Material provided:
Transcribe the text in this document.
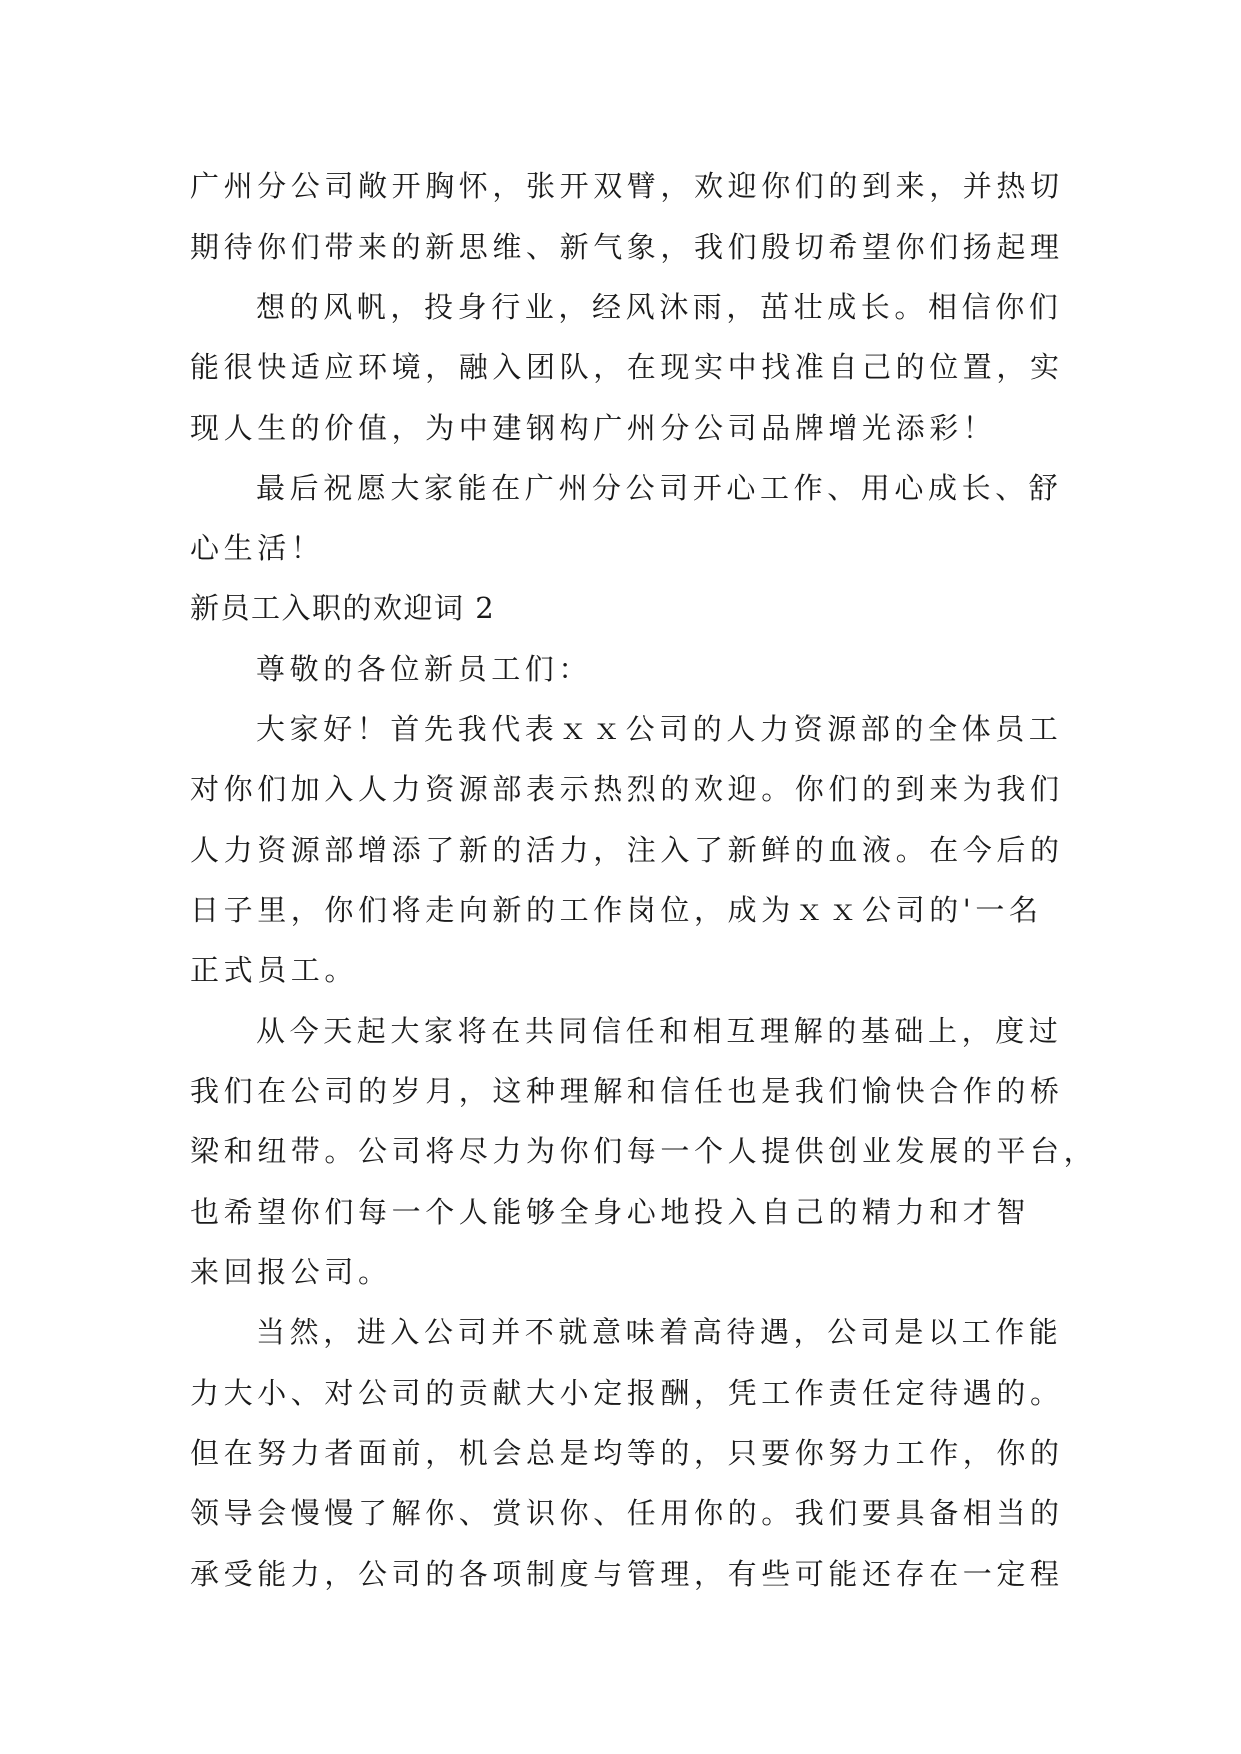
广州分公司敞开胸怀，张开双臂，欢迎你们的到来，并热切
期待你们带来的新思维、新气象，我们殷切希望你们扬起理
想的风帆，投身行业，经风沐雨，茁壮成长。相信你们
能很快适应环境，融入团队，在现实中找准自己的位置，实
现人生的价值，为中建钢构广州分公司品牌增光添彩！
最后祝愿大家能在广州分公司开心工作、用心成长、舒
心生活！
新员工入职的欢迎词 2
尊敬的各位新员工们：
大家好！首先我代表ｘｘ公司的人力资源部的全体员工
对你们加入人力资源部表示热烈的欢迎。你们的到来为我们
人力资源部增添了新的活力，注入了新鲜的血液。在今后的
日子里，你们将走向新的工作岗位，成为ｘｘ公司的'一名
正式员工。
从今天起大家将在共同信任和相互理解的基础上，度过
我们在公司的岁月，这种理解和信任也是我们愉快合作的桥
梁和纽带。公司将尽力为你们每一个人提供创业发展的平台，
也希望你们每一个人能够全身心地投入自己的精力和才智
来回报公司。
当然，进入公司并不就意味着高待遇，公司是以工作能
力大小、对公司的贡献大小定报酬，凭工作责任定待遇的。
但在努力者面前，机会总是均等的，只要你努力工作，你的
领导会慢慢了解你、赏识你、任用你的。我们要具备相当的
承受能力，公司的各项制度与管理，有些可能还存在一定程
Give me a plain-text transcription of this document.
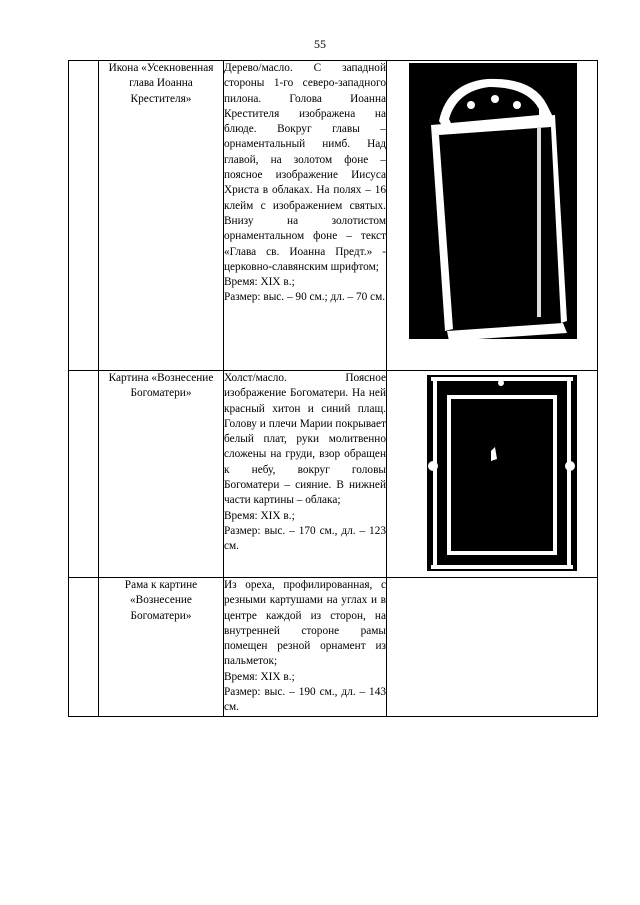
55
	Икона «Усекновенная глава Иоанна Крестителя»	Дерево/масло. С западной стороны 1-го северо-западного пилона. Голова Иоанна Крестителя изображена на блюде. Вокруг главы – орнаментальный нимб. Над главой, на золотом фоне – поясное изображение Иисуса Христа в облаках. На полях – 16 клейм с изображением святых. Внизу на золотистом орнаментальном фоне – текст «Глава св. Иоанна Предт.» - церковно-славянским шрифтом;
Время: XIX в.;
Размер: выс. – 90 см.; дл. – 70 см.

	Картина «Вознесение Богоматери»	Холст/масло. Поясное изображение Богоматери. На ней красный хитон и синий плащ. Голову и плечи Марии покрывает белый плат, руки молитвенно сложены на груди, взор обращен к небу, вокруг головы Богоматери – сияние. В нижней части картины – облака;
Время: XIX в.;
Размер: выс. – 170 см., дл. – 123 см.

	Рама к картине «Вознесение Богоматери»	Из ореха, профилированная, с резными картушами на углах и в центре каждой из сторон, на внутренней стороне рамы помещен резной орнамент из пальметок;
Время: XIX в.;
Размер: выс. – 190 см., дл. – 143 см.	
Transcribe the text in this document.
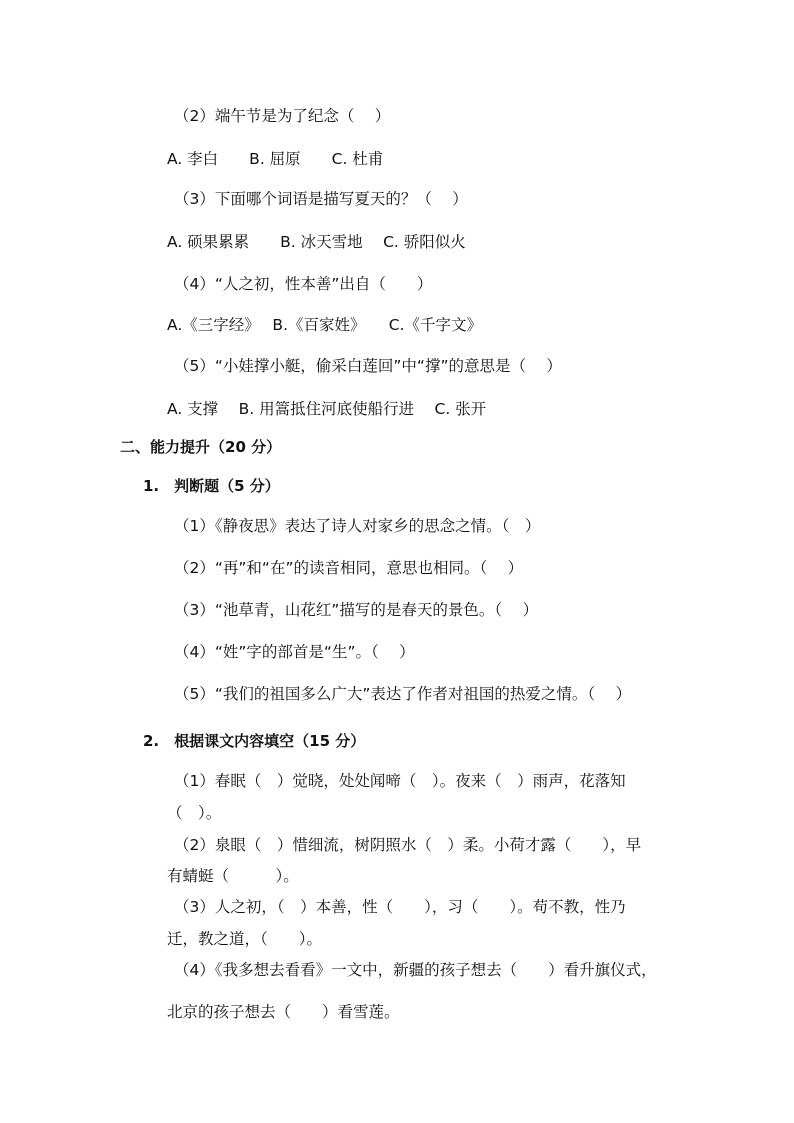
（2）端午节是为了纪念（　 ）
A. 李白　　B. 屈原　　C. 杜甫
（3）下面哪个词语是描写夏天的？（　 ）
A. 硕果累累　　B. 冰天雪地　 C. 骄阳似火
（4）“人之初，性本善”出自（　　）
A.《三字经》　 B.《百家姓》　　C.《千字文》
（5）“小娃撑小艇，偷采白莲回”中“撑”的意思是（　 ）
A. 支撑　 B. 用篙抵住河底使船行进　 C. 张开
二、能力提升（20 分）
1.　判断题（5 分）
（1）《静夜思》表达了诗人对家乡的思念之情。（　）
（2）“再”和“在”的读音相同，意思也相同。（　 ）
（3）“池草青，山花红”描写的是春天的景色。（　 ）
（4）“姓”字的部首是“生”。（　 ）
（5）“我们的祖国多么广大”表达了作者对祖国的热爱之情。（　 ）
2.　根据课文内容填空（15 分）
（1）春眠（　）觉晓，处处闻啼（　）。夜来（　）雨声，花落知
（　）。
（2）泉眼（　）惜细流，树阴照水（　）柔。小荷才露（　　），早
有蜻蜓（　　　）。
（3）人之初，（　）本善，性（　　），习（　　）。苟不教，性乃
迁，教之道，（　　）。
（4）《我多想去看看》一文中，新疆的孩子想去（　　）看升旗仪式，
北京的孩子想去（　　）看雪莲。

What is expected: Leave out all pictures and extract exactly the lines from the line with "Give me a plain-text" through the end of the material.

Right answer:
Give me a plain-text transcription of this document.
55
	Икона «Усекновенная глава Иоанна Крестителя»	Дерево/масло. С западной стороны 1-го северо-западного пилона. Голова Иоанна Крестителя изображена на блюде. Вокруг главы – орнаментальный нимб. Над главой, на золотом фоне – поясное изображение Иисуса Христа в облаках. На полях – 16 клейм с изображением святых. Внизу на золотистом орнаментальном фоне – текст «Глава св. Иоанна Предт.» - церковно-славянским шрифтом;
Время: XIX в.;
Размер: выс. – 90 см.; дл. – 70 см.

	Картина «Вознесение Богоматери»	Холст/масло. Поясное изображение Богоматери. На ней красный хитон и синий плащ. Голову и плечи Марии покрывает белый плат, руки молитвенно сложены на груди, взор обращен к небу, вокруг головы Богоматери – сияние. В нижней части картины – облака;
Время: XIX в.;
Размер: выс. – 170 см., дл. – 123 см.

	Рама к картине «Вознесение Богоматери»	Из ореха, профилированная, с резными картушами на углах и в центре каждой из сторон, на внутренней стороне рамы помещен резной орнамент из пальметок;
Время: XIX в.;
Размер: выс. – 190 см., дл. – 143 см.	
Transcribe the text in this document.
（2）端午节是为了纪念（　 ）
A. 李白　　B. 屈原　　C. 杜甫
（3）下面哪个词语是描写夏天的？（　 ）
A. 硕果累累　　B. 冰天雪地　 C. 骄阳似火
（4）“人之初，性本善”出自（　　）
A.《三字经》　 B.《百家姓》　　C.《千字文》
（5）“小娃撑小艇，偷采白莲回”中“撑”的意思是（　 ）
A. 支撑　 B. 用篙抵住河底使船行进　 C. 张开
二、能力提升（20 分）
1.　判断题（5 分）
（1）《静夜思》表达了诗人对家乡的思念之情。（　）
（2）“再”和“在”的读音相同，意思也相同。（　 ）
（3）“池草青，山花红”描写的是春天的景色。（　 ）
（4）“姓”字的部首是“生”。（　 ）
（5）“我们的祖国多么广大”表达了作者对祖国的热爱之情。（　 ）
2.　根据课文内容填空（15 分）
（1）春眠（　）觉晓，处处闻啼（　）。夜来（　）雨声，花落知
（　）。
（2）泉眼（　）惜细流，树阴照水（　）柔。小荷才露（　　），早
有蜻蜓（　　　）。
（3）人之初，（　）本善，性（　　），习（　　）。苟不教，性乃
迁，教之道，（　　）。
（4）《我多想去看看》一文中，新疆的孩子想去（　　）看升旗仪式，
北京的孩子想去（　　）看雪莲。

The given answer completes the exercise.